Material shown start
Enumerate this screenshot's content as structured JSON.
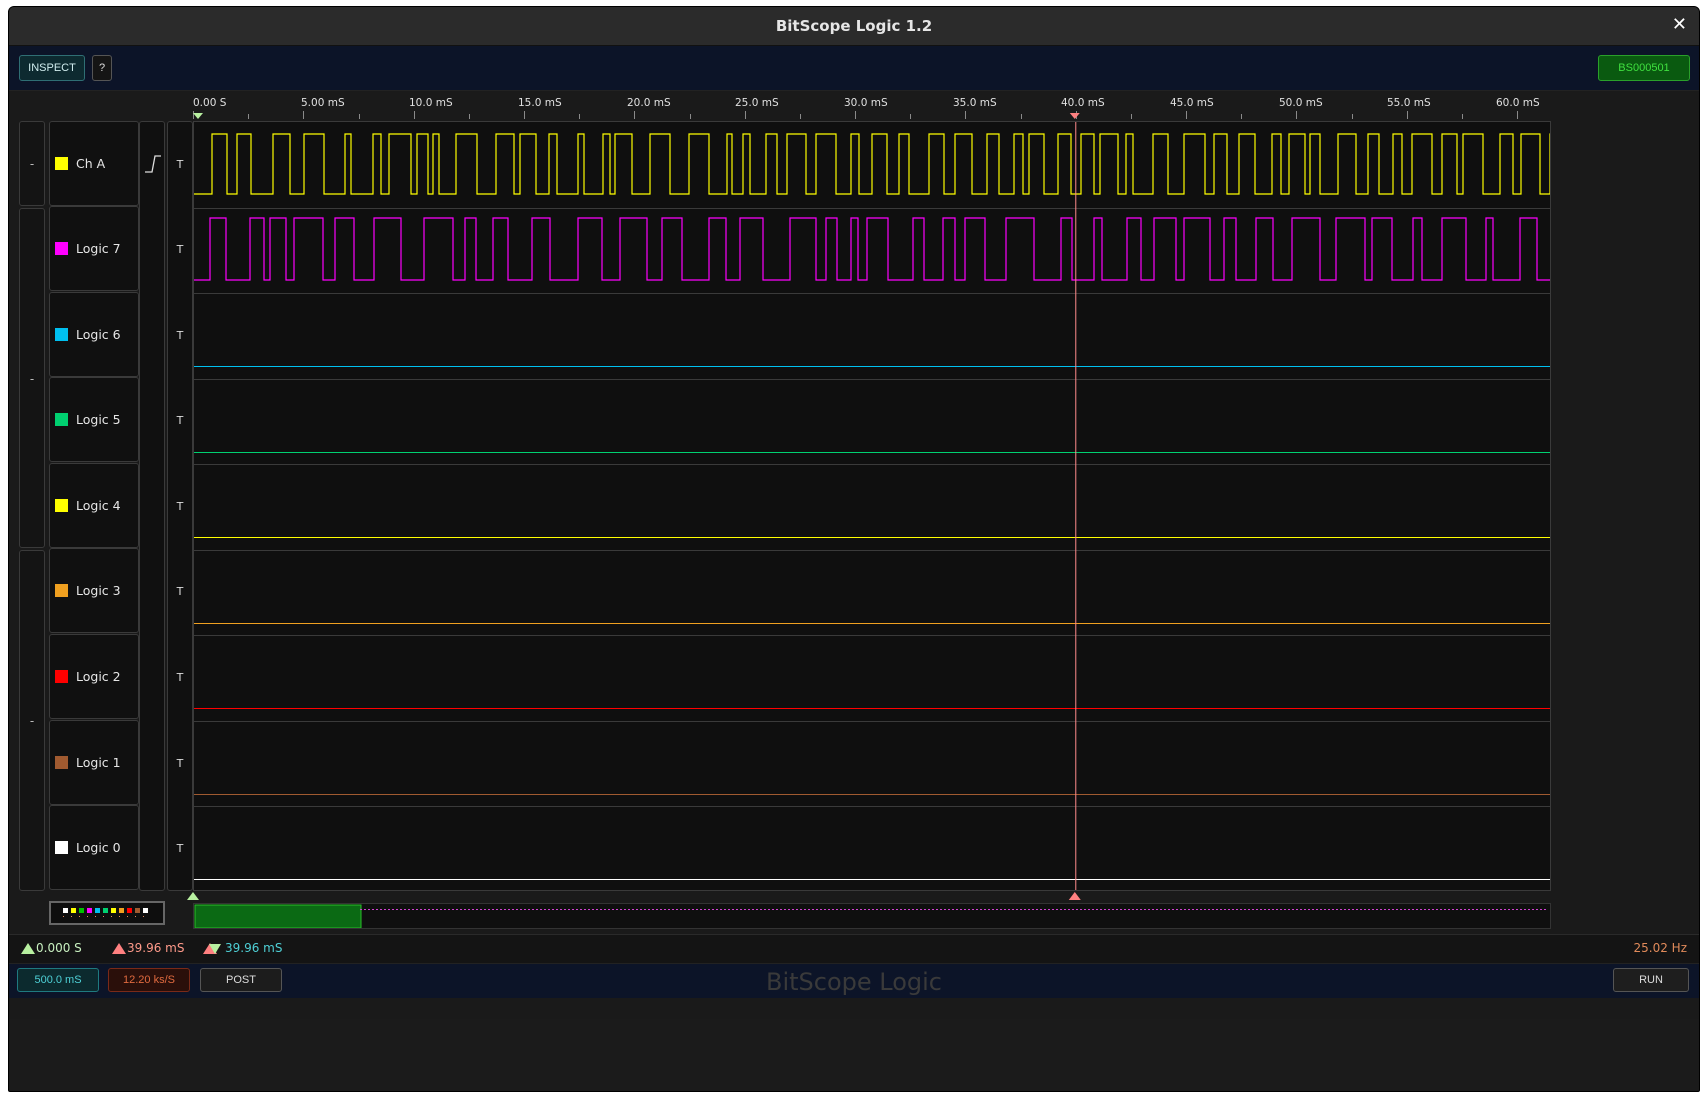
{
  "window": {
    "title": "BitScope Logic 1.2",
    "close_glyph": "✕"
  },
  "toolbar": {
    "inspect_label": "INSPECT",
    "help_label": "?",
    "device_label": "BS000501"
  },
  "ruler": {
    "ticks": [
      "0.00  S",
      "5.00 mS",
      "10.0 mS",
      "15.0 mS",
      "20.0 mS",
      "25.0 mS",
      "30.0 mS",
      "35.0 mS",
      "40.0 mS",
      "45.0 mS",
      "50.0 mS",
      "55.0 mS",
      "60.0 mS"
    ]
  },
  "groups": [
    "-",
    "-",
    "-"
  ],
  "channels": [
    {
      "name": "Ch A",
      "color": "#ffff00",
      "trigger": "T",
      "edge_icon": "rising-edge-icon"
    },
    {
      "name": "Logic 7",
      "color": "#ff00ff",
      "trigger": "T"
    },
    {
      "name": "Logic 6",
      "color": "#00c0f0",
      "trigger": "T"
    },
    {
      "name": "Logic 5",
      "color": "#00d070",
      "trigger": "T"
    },
    {
      "name": "Logic 4",
      "color": "#ffff00",
      "trigger": "T"
    },
    {
      "name": "Logic 3",
      "color": "#f0a020",
      "trigger": "T"
    },
    {
      "name": "Logic 2",
      "color": "#ff0000",
      "trigger": "T"
    },
    {
      "name": "Logic 1",
      "color": "#a05a30",
      "trigger": "T"
    },
    {
      "name": "Logic 0",
      "color": "#ffffff",
      "trigger": "T"
    }
  ],
  "markers": {
    "start_ms": 0,
    "cursor_ms": 39.96
  },
  "status": {
    "start": "0.000  S",
    "cursor": "39.96 mS",
    "delta": "39.96 mS",
    "frequency": "25.02  Hz"
  },
  "bottom": {
    "timebase": "500.0 mS",
    "sample_rate": "12.20 ks/S",
    "post_label": "POST",
    "run_label": "RUN",
    "brand": "BitScope Logic"
  }
}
Material shown end
Every line of the data should be copied as it stands, without the images.

**Problem solution**.
Enumerate this screenshot's content as structured JSON.
{
  "window": {
    "title": "BitScope Logic 1.2",
    "close_glyph": "✕"
  },
  "toolbar": {
    "inspect_label": "INSPECT",
    "help_label": "?",
    "device_label": "BS000501"
  },
  "ruler": {
    "ticks": [
      "0.00  S",
      "5.00 mS",
      "10.0 mS",
      "15.0 mS",
      "20.0 mS",
      "25.0 mS",
      "30.0 mS",
      "35.0 mS",
      "40.0 mS",
      "45.0 mS",
      "50.0 mS",
      "55.0 mS",
      "60.0 mS"
    ]
  },
  "groups": [
    "-",
    "-",
    "-"
  ],
  "channels": [
    {
      "name": "Ch A",
      "color": "#ffff00",
      "trigger": "T",
      "edge_icon": "rising-edge-icon"
    },
    {
      "name": "Logic 7",
      "color": "#ff00ff",
      "trigger": "T"
    },
    {
      "name": "Logic 6",
      "color": "#00c0f0",
      "trigger": "T"
    },
    {
      "name": "Logic 5",
      "color": "#00d070",
      "trigger": "T"
    },
    {
      "name": "Logic 4",
      "color": "#ffff00",
      "trigger": "T"
    },
    {
      "name": "Logic 3",
      "color": "#f0a020",
      "trigger": "T"
    },
    {
      "name": "Logic 2",
      "color": "#ff0000",
      "trigger": "T"
    },
    {
      "name": "Logic 1",
      "color": "#a05a30",
      "trigger": "T"
    },
    {
      "name": "Logic 0",
      "color": "#ffffff",
      "trigger": "T"
    }
  ],
  "markers": {
    "start_ms": 0,
    "cursor_ms": 39.96
  },
  "status": {
    "start": "0.000  S",
    "cursor": "39.96 mS",
    "delta": "39.96 mS",
    "frequency": "25.02  Hz"
  },
  "bottom": {
    "timebase": "500.0 mS",
    "sample_rate": "12.20 ks/S",
    "post_label": "POST",
    "run_label": "RUN",
    "brand": "BitScope Logic"
  }
}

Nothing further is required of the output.